### ENTRIES SHOWN
-- START --
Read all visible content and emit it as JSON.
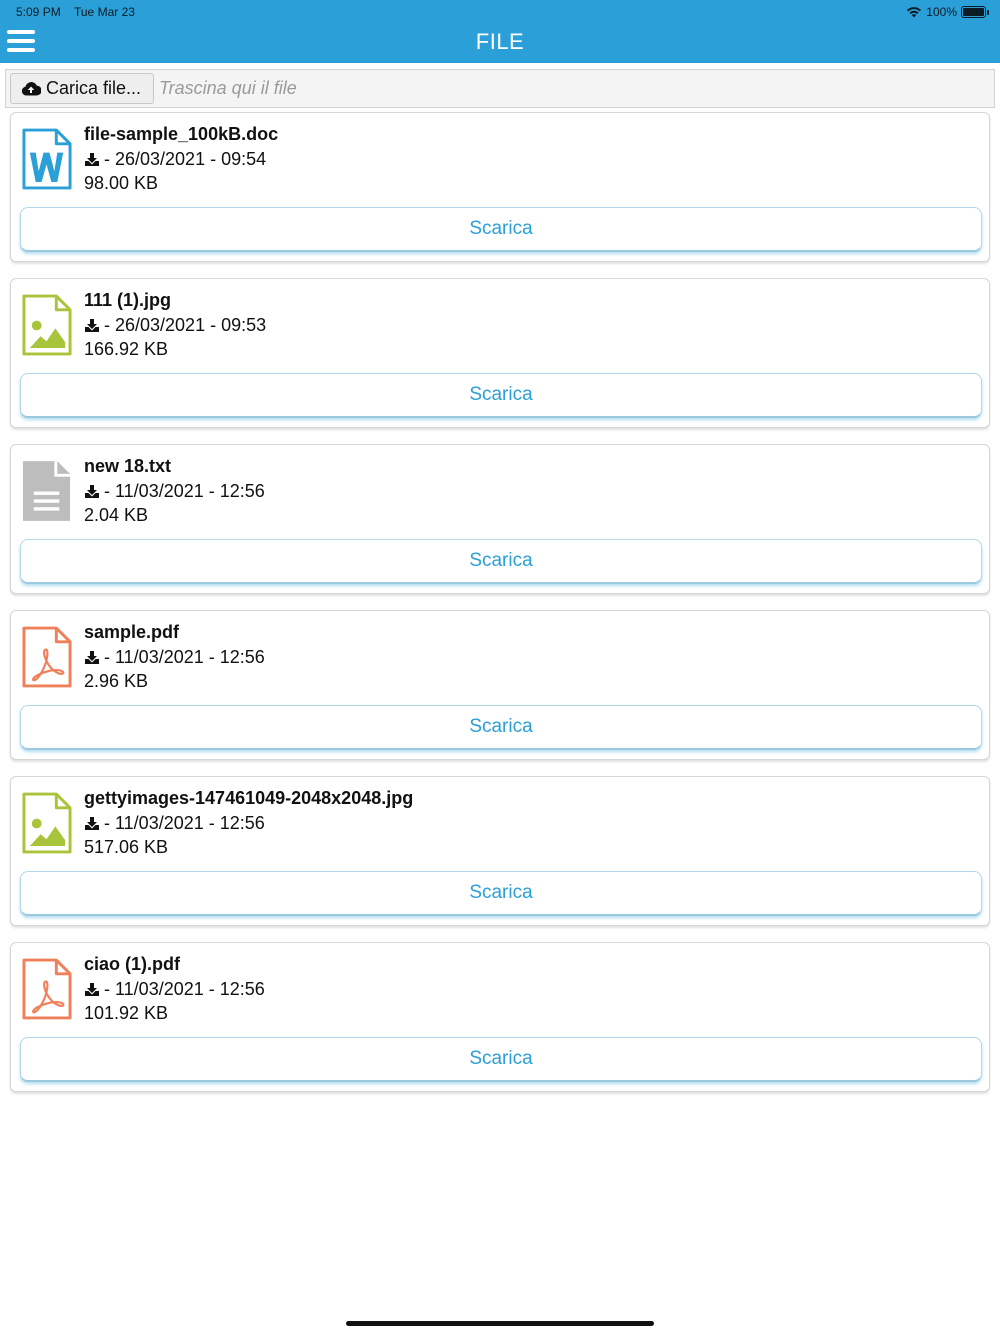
{
  "status_bar": {
    "time": "5:09 PM",
    "date": "Tue Mar 23",
    "battery": "100%",
    "battery_level": 1.0
  },
  "header": {
    "title": "FILE",
    "menu_icon": "hamburger-menu-icon",
    "color": "#2a9fd8"
  },
  "upload": {
    "button_label": "Carica file...",
    "button_icon": "cloud-upload-icon",
    "drop_hint": "Trascina qui il file"
  },
  "files": [
    {
      "name": "file-sample_100kB.doc",
      "date": "- 26/03/2021 - 09:54",
      "size": "98.00 KB",
      "icon": "word-doc-icon",
      "color": "#2a9fd8",
      "action": "Scarica"
    },
    {
      "name": "111 (1).jpg",
      "date": "- 26/03/2021 - 09:53",
      "size": "166.92 KB",
      "icon": "image-file-icon",
      "color": "#a8c43a",
      "action": "Scarica"
    },
    {
      "name": "new 18.txt",
      "date": "- 11/03/2021 - 12:56",
      "size": "2.04 KB",
      "icon": "text-file-icon",
      "color": "#bdbdbd",
      "action": "Scarica"
    },
    {
      "name": "sample.pdf",
      "date": "- 11/03/2021 - 12:56",
      "size": "2.96 KB",
      "icon": "pdf-file-icon",
      "color": "#f0805a",
      "action": "Scarica"
    },
    {
      "name": "gettyimages-147461049-2048x2048.jpg",
      "date": "- 11/03/2021 - 12:56",
      "size": "517.06 KB",
      "icon": "image-file-icon",
      "color": "#a8c43a",
      "action": "Scarica"
    },
    {
      "name": "ciao (1).pdf",
      "date": "- 11/03/2021 - 12:56",
      "size": "101.92 KB",
      "icon": "pdf-file-icon",
      "color": "#f0805a",
      "action": "Scarica"
    }
  ]
}
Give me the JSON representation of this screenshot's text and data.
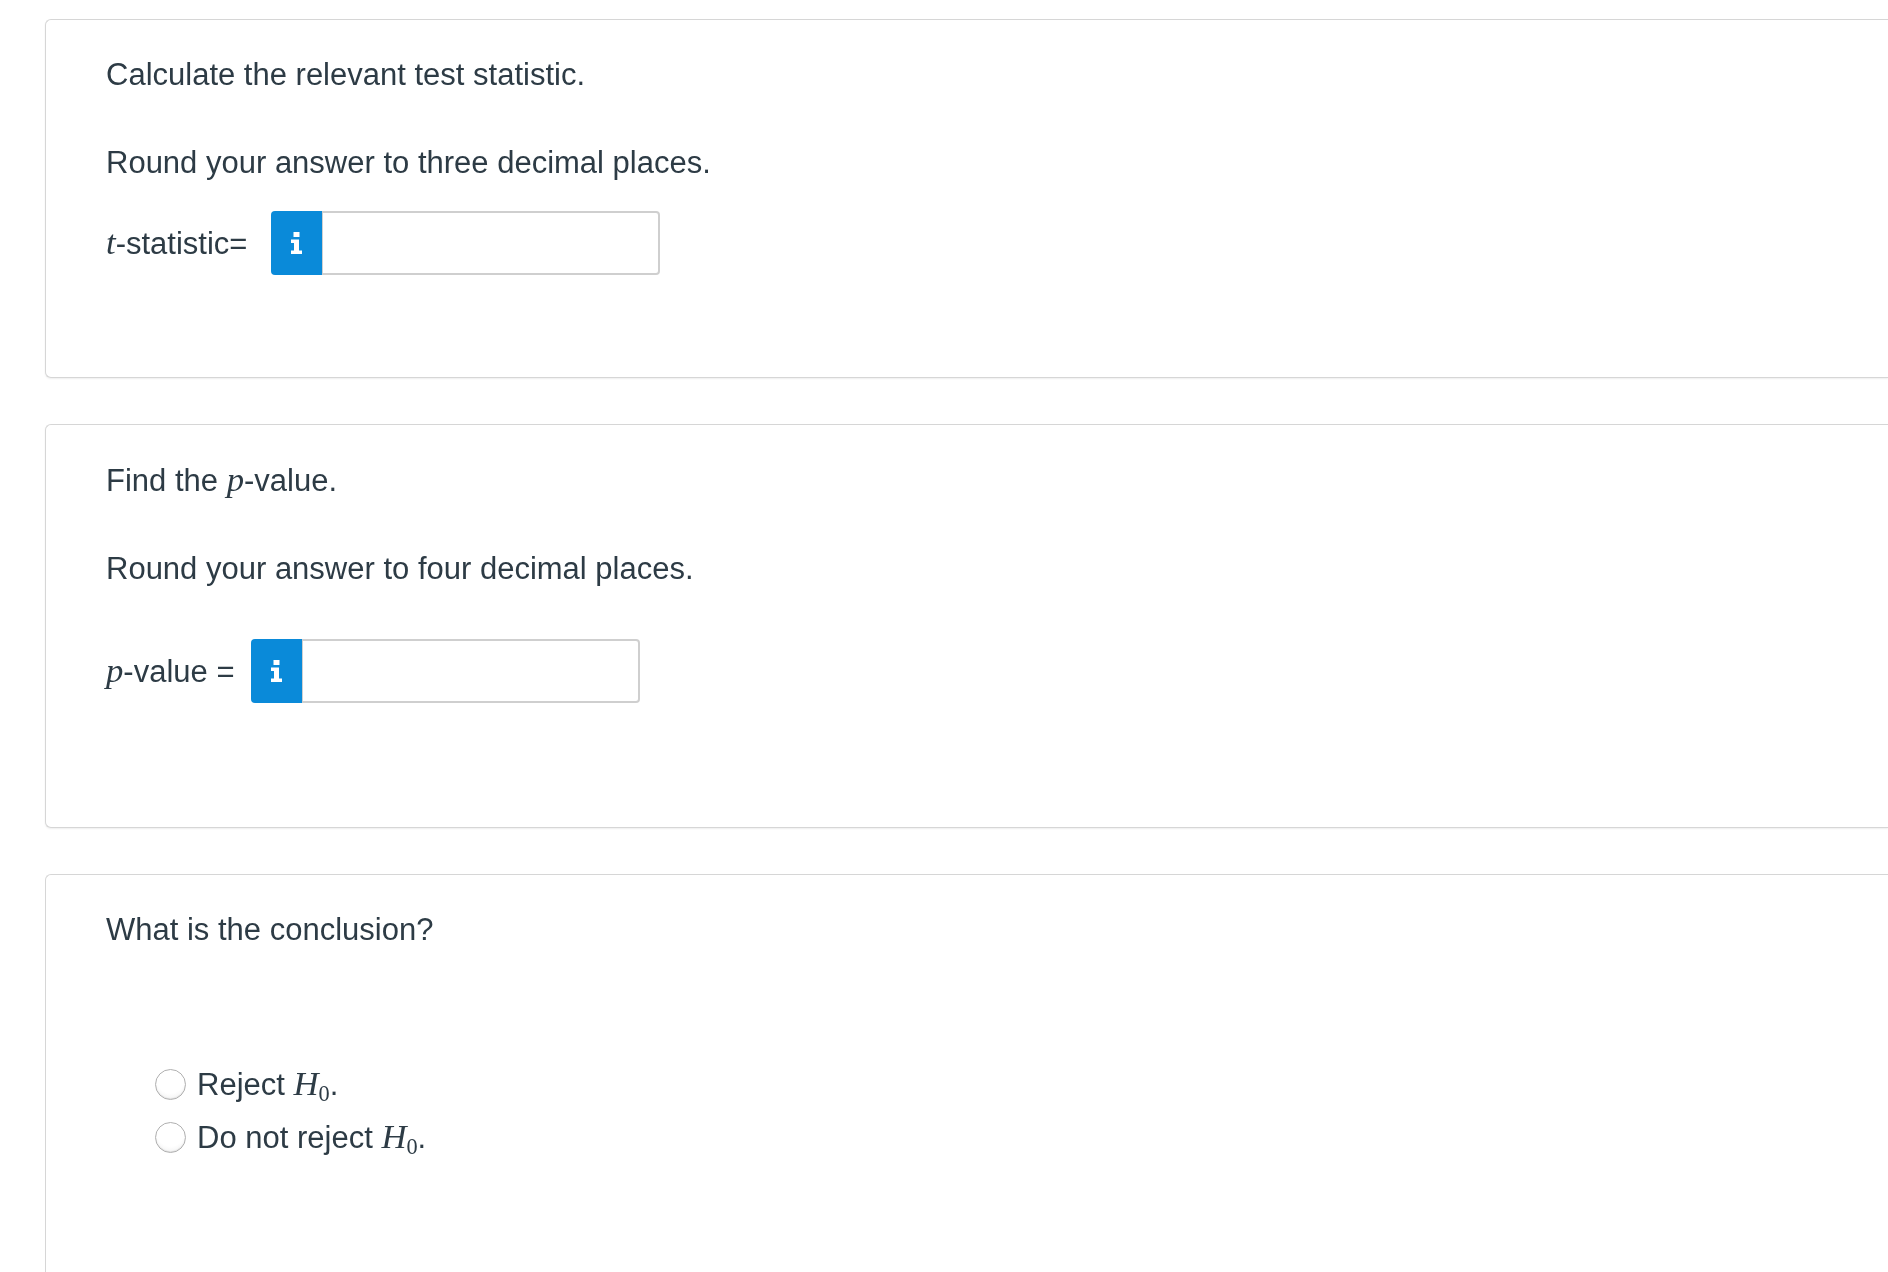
{
  "questions": [
    {
      "kind": "numeric",
      "prompt": "Calculate the relevant test statistic.",
      "instruction": "Round your answer to three decimal places.",
      "answer": {
        "label": "*t*-statistic="
      }
    },
    {
      "kind": "numeric",
      "prompt": "Find the *p*-value.",
      "instruction": "Round your answer to four decimal places.",
      "answer": {
        "label": "*p*-value ="
      }
    },
    {
      "kind": "choice",
      "prompt": "What is the conclusion?",
      "options": [
        {
          "label": "Reject *H*$_{0}$.",
          "selected": false
        },
        {
          "label": "Do not reject *H*$_{0}$.",
          "selected": false
        }
      ]
    }
  ]
}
-- END --
Strip the images and reproduce the remaining records precisely.

Read all visible content and emit it as JSON.
{
  "status_bar": {
    "time": "5:09 PM",
    "date": "Tue Mar 23",
    "battery": "100%",
    "battery_level": 1.0
  },
  "header": {
    "title": "FILE",
    "menu_icon": "hamburger-menu-icon",
    "color": "#2a9fd8"
  },
  "upload": {
    "button_label": "Carica file...",
    "button_icon": "cloud-upload-icon",
    "drop_hint": "Trascina qui il file"
  },
  "files": [
    {
      "name": "file-sample_100kB.doc",
      "date": "- 26/03/2021 - 09:54",
      "size": "98.00 KB",
      "icon": "word-doc-icon",
      "color": "#2a9fd8",
      "action": "Scarica"
    },
    {
      "name": "111 (1).jpg",
      "date": "- 26/03/2021 - 09:53",
      "size": "166.92 KB",
      "icon": "image-file-icon",
      "color": "#a8c43a",
      "action": "Scarica"
    },
    {
      "name": "new 18.txt",
      "date": "- 11/03/2021 - 12:56",
      "size": "2.04 KB",
      "icon": "text-file-icon",
      "color": "#bdbdbd",
      "action": "Scarica"
    },
    {
      "name": "sample.pdf",
      "date": "- 11/03/2021 - 12:56",
      "size": "2.96 KB",
      "icon": "pdf-file-icon",
      "color": "#f0805a",
      "action": "Scarica"
    },
    {
      "name": "gettyimages-147461049-2048x2048.jpg",
      "date": "- 11/03/2021 - 12:56",
      "size": "517.06 KB",
      "icon": "image-file-icon",
      "color": "#a8c43a",
      "action": "Scarica"
    },
    {
      "name": "ciao (1).pdf",
      "date": "- 11/03/2021 - 12:56",
      "size": "101.92 KB",
      "icon": "pdf-file-icon",
      "color": "#f0805a",
      "action": "Scarica"
    }
  ]
}
Give me the JSON representation of this screenshot's text and data.
{
  "questions": [
    {
      "kind": "numeric",
      "prompt": "Calculate the relevant test statistic.",
      "instruction": "Round your answer to three decimal places.",
      "answer": {
        "label": "*t*-statistic="
      }
    },
    {
      "kind": "numeric",
      "prompt": "Find the *p*-value.",
      "instruction": "Round your answer to four decimal places.",
      "answer": {
        "label": "*p*-value ="
      }
    },
    {
      "kind": "choice",
      "prompt": "What is the conclusion?",
      "options": [
        {
          "label": "Reject *H*$_{0}$.",
          "selected": false
        },
        {
          "label": "Do not reject *H*$_{0}$.",
          "selected": false
        }
      ]
    }
  ]
}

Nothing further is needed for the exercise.